**Task requirements**
Copy out each line in the material below that has the word "rawan".

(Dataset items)
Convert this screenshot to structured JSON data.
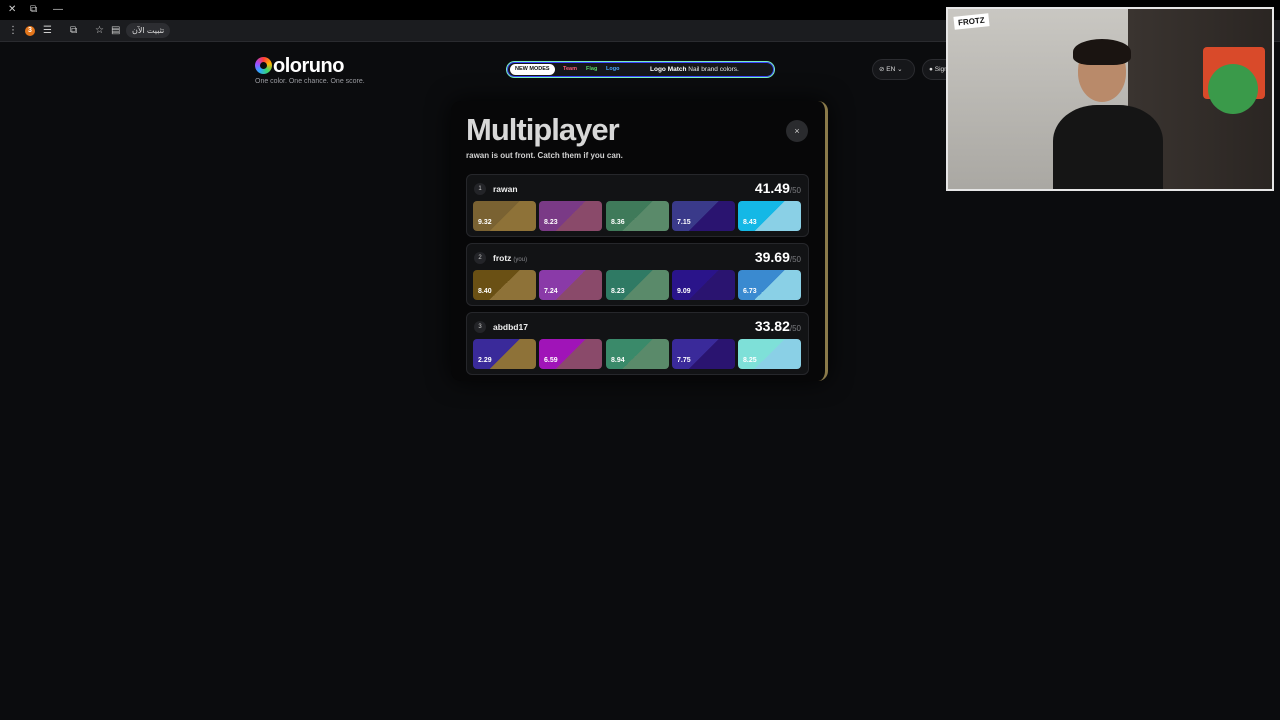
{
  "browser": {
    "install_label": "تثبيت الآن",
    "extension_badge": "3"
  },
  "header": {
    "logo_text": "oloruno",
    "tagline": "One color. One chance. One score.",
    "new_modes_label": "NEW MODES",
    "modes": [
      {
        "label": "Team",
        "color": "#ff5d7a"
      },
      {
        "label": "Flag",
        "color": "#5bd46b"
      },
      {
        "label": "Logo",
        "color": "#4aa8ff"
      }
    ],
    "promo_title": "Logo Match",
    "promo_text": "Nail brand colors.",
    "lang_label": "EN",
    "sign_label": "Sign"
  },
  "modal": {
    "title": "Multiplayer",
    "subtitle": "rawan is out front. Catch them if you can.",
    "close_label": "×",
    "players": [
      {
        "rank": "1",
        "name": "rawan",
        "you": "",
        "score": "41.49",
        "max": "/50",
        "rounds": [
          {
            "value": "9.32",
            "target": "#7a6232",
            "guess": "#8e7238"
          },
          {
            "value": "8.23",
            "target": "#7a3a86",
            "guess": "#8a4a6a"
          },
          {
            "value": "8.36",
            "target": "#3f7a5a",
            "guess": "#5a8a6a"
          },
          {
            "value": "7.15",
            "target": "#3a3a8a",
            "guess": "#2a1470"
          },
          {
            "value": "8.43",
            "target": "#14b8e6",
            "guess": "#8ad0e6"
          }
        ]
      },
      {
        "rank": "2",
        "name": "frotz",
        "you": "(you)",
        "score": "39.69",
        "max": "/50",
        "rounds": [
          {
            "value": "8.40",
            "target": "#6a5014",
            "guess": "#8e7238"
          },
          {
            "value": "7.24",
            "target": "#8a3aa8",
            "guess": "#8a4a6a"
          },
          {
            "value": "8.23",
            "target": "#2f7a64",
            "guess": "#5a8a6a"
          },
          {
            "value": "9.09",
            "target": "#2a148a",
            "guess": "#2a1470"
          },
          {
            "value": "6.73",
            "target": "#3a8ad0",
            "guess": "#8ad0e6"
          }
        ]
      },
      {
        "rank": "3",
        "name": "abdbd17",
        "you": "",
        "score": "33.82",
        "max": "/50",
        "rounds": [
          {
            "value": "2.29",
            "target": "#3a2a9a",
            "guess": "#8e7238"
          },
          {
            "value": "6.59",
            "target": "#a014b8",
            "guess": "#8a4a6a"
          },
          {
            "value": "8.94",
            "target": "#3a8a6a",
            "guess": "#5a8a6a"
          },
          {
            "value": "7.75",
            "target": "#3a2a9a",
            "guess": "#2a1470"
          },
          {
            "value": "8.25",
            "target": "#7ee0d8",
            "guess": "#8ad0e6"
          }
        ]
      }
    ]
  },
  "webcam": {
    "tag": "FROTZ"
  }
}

---

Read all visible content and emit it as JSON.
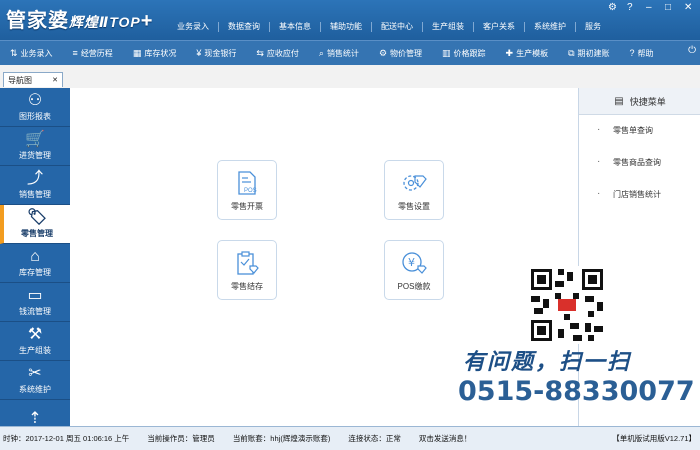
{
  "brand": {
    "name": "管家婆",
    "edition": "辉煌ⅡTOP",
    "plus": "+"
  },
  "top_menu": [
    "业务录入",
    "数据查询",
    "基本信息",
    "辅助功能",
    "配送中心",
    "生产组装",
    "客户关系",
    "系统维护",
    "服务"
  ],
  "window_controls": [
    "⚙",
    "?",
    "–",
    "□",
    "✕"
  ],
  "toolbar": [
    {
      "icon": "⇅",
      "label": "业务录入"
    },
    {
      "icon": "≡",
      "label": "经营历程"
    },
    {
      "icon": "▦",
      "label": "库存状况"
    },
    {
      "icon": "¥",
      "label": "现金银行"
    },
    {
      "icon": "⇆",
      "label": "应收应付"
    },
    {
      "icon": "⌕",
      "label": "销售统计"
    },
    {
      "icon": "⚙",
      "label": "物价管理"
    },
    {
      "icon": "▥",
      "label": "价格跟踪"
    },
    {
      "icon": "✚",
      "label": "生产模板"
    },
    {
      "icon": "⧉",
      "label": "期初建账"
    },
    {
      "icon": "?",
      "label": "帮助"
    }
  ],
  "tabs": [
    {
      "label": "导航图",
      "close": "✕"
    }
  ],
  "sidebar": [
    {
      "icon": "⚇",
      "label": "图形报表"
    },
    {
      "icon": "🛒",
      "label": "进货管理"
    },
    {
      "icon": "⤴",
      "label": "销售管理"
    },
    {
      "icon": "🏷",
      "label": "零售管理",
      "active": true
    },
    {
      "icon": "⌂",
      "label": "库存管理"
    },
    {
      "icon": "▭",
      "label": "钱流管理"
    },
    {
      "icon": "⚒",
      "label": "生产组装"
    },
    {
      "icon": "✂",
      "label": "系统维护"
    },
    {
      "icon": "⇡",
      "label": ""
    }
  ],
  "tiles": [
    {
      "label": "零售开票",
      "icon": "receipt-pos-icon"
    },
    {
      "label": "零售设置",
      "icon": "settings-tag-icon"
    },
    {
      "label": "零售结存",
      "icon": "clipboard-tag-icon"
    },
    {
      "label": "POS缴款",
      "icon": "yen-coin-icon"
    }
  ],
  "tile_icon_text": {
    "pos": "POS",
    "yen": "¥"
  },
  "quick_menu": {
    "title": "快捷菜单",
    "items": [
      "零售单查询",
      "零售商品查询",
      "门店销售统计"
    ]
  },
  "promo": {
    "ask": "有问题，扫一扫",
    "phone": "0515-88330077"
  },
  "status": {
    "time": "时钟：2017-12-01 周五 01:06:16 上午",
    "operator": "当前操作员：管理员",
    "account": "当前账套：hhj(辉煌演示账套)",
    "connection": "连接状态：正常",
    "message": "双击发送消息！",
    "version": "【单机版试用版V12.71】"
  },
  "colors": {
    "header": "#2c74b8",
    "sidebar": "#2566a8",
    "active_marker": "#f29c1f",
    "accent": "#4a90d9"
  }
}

**Complete output**
    "subtitle": "rawan is out front. Catch them if you can.",
        "name": "rawan",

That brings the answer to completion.